*PROBLEM DETAILS*. Before answering, work out how many lines below contain the string "CAPICE"; the reply is that number alone.

*Recorded data*.
= = =

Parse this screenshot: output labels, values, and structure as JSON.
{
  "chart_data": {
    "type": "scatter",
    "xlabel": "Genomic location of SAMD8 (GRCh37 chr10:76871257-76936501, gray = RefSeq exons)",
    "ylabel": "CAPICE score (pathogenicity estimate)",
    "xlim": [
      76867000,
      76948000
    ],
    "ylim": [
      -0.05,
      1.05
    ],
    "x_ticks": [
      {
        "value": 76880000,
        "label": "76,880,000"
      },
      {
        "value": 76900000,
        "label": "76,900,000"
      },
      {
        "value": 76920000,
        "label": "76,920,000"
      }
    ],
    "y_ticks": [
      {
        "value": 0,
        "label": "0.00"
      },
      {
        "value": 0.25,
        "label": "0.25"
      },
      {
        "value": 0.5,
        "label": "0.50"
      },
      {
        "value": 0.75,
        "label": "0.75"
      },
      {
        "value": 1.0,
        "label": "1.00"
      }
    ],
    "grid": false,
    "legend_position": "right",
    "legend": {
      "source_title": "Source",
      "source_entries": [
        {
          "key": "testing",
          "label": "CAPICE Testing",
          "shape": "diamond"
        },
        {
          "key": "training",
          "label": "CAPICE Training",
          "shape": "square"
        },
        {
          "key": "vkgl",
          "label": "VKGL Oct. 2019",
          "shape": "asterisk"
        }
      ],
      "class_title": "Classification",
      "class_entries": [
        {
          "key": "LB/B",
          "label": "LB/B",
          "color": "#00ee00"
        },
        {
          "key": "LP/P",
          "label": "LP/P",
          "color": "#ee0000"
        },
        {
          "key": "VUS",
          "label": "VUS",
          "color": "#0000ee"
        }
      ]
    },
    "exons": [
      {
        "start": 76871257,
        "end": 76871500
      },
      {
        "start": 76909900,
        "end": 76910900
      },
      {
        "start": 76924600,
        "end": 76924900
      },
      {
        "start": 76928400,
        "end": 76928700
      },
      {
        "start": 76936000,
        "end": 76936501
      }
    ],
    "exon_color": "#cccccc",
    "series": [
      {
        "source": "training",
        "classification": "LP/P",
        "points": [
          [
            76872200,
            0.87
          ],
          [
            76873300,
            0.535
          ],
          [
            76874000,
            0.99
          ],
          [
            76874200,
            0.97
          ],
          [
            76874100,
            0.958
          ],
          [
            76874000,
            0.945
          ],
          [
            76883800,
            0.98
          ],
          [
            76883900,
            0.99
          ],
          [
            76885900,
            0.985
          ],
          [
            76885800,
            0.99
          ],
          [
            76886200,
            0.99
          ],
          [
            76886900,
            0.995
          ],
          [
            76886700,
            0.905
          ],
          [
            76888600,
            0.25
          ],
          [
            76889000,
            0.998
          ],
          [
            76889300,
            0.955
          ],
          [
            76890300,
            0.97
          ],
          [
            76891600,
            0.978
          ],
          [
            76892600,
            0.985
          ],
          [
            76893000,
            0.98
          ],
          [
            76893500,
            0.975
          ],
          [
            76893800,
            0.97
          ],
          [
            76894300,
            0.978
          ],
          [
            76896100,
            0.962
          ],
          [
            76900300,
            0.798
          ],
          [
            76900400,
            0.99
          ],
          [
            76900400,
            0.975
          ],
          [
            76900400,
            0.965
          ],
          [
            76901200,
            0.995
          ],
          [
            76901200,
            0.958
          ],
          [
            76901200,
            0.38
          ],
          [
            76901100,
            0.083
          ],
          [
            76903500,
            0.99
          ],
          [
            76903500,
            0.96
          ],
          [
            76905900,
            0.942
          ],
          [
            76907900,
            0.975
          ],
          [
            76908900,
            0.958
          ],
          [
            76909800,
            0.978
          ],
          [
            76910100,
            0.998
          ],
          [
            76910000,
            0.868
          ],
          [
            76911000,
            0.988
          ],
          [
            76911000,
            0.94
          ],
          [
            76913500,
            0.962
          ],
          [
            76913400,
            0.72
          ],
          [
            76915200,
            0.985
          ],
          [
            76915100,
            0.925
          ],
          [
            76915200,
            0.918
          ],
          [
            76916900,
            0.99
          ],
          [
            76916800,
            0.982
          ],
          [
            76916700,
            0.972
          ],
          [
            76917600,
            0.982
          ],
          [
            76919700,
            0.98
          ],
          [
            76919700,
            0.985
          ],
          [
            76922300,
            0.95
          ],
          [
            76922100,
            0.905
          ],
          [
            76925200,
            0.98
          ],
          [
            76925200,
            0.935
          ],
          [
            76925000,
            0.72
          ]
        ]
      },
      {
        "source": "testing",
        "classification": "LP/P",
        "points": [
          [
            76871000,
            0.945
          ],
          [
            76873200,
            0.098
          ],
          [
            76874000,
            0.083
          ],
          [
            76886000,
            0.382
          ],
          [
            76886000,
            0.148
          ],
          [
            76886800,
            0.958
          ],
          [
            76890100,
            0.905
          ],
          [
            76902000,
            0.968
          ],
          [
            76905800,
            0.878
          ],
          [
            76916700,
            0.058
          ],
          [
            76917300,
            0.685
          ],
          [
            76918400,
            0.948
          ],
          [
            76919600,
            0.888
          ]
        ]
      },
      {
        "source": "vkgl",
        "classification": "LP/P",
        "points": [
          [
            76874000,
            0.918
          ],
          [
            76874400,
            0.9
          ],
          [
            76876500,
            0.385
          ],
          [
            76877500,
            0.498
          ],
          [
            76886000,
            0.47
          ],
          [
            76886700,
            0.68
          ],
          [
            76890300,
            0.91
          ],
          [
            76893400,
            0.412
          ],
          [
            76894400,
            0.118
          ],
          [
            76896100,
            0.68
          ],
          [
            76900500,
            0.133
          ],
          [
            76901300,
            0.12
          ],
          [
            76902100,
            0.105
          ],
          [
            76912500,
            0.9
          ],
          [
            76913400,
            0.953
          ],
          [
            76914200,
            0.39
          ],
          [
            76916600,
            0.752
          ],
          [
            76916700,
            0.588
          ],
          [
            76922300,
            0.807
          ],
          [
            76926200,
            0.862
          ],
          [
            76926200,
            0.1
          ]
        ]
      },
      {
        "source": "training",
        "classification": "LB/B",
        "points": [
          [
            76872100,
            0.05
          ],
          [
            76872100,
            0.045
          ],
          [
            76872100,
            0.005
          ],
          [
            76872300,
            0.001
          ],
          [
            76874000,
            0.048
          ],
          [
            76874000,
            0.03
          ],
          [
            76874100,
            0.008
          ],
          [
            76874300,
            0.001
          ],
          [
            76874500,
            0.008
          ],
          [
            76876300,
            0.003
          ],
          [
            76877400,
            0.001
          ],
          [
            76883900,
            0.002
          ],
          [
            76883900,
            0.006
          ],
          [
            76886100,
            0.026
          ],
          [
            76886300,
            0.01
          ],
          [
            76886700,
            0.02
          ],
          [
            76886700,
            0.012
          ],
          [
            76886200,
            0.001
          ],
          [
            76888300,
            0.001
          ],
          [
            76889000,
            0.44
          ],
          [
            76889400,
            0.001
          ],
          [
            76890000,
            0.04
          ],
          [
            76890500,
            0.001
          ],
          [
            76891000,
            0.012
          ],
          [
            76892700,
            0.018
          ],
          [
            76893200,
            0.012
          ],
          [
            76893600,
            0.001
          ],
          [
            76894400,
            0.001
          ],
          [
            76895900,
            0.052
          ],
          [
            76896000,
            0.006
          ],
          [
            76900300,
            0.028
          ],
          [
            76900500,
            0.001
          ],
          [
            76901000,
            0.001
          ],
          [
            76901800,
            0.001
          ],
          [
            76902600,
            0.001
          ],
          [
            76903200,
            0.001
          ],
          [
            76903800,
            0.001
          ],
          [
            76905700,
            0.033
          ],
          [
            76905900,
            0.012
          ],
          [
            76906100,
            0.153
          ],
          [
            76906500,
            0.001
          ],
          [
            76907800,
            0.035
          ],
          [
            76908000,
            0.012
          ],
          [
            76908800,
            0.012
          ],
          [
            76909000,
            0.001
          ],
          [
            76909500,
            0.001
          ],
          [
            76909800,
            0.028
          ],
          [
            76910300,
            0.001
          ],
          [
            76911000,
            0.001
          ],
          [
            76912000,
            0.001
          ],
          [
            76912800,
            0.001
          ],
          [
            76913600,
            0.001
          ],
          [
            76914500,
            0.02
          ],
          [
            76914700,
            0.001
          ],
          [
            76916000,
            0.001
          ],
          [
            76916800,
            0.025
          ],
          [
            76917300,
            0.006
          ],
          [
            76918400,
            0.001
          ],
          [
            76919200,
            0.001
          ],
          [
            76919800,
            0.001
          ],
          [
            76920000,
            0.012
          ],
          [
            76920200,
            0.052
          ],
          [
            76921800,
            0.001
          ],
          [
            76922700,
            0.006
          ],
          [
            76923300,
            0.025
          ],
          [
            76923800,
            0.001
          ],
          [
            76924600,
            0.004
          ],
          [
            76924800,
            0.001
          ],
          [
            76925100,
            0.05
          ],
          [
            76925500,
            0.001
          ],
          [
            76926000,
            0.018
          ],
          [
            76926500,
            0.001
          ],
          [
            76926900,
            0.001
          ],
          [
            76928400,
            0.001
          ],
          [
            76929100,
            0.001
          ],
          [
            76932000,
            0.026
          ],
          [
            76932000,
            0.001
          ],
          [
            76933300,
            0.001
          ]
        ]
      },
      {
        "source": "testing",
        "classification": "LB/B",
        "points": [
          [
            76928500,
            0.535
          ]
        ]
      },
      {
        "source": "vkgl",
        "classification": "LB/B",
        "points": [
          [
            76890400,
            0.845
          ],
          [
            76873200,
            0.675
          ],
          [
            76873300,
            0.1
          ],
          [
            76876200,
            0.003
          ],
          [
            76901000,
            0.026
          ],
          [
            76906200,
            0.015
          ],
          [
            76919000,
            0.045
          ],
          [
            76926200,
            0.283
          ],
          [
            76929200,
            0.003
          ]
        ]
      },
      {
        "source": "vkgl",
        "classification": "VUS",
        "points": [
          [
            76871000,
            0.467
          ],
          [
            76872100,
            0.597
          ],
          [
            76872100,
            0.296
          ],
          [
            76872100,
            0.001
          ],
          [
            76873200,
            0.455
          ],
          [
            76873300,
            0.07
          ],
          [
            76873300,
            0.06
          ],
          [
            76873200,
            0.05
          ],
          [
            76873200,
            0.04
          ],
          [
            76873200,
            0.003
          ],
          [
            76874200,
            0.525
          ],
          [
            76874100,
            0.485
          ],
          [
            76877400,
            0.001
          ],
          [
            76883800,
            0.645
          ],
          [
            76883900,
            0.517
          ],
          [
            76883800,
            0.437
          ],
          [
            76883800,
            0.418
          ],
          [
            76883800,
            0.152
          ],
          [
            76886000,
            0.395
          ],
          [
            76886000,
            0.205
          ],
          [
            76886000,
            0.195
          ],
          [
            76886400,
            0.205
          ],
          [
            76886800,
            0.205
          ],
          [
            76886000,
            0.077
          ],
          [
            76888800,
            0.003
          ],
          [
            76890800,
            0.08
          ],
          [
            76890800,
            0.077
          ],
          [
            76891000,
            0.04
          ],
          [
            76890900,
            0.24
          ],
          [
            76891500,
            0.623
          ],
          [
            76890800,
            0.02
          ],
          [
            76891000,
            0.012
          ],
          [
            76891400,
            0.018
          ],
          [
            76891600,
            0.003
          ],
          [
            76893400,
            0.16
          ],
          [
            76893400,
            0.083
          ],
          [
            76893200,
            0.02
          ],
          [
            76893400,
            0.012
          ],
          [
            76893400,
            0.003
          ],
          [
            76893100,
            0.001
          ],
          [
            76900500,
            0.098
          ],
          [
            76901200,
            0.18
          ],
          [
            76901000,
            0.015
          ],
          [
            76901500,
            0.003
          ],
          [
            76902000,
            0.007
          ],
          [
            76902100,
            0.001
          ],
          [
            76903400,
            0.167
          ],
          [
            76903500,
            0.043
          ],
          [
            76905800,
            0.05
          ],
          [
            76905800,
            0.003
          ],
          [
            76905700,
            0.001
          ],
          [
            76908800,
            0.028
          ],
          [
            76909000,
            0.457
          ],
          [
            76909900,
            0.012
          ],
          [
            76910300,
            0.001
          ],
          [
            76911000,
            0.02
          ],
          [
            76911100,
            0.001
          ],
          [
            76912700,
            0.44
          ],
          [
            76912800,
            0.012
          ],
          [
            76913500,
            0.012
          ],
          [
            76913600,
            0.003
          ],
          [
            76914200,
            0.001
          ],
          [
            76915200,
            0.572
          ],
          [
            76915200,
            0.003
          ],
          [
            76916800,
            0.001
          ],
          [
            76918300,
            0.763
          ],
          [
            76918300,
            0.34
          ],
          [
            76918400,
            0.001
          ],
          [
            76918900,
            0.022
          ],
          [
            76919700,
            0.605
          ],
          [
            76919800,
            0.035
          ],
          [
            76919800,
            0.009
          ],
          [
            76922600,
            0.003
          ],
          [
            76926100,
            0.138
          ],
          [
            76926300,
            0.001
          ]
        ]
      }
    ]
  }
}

= = =

*YOUR SOLUTION*. 3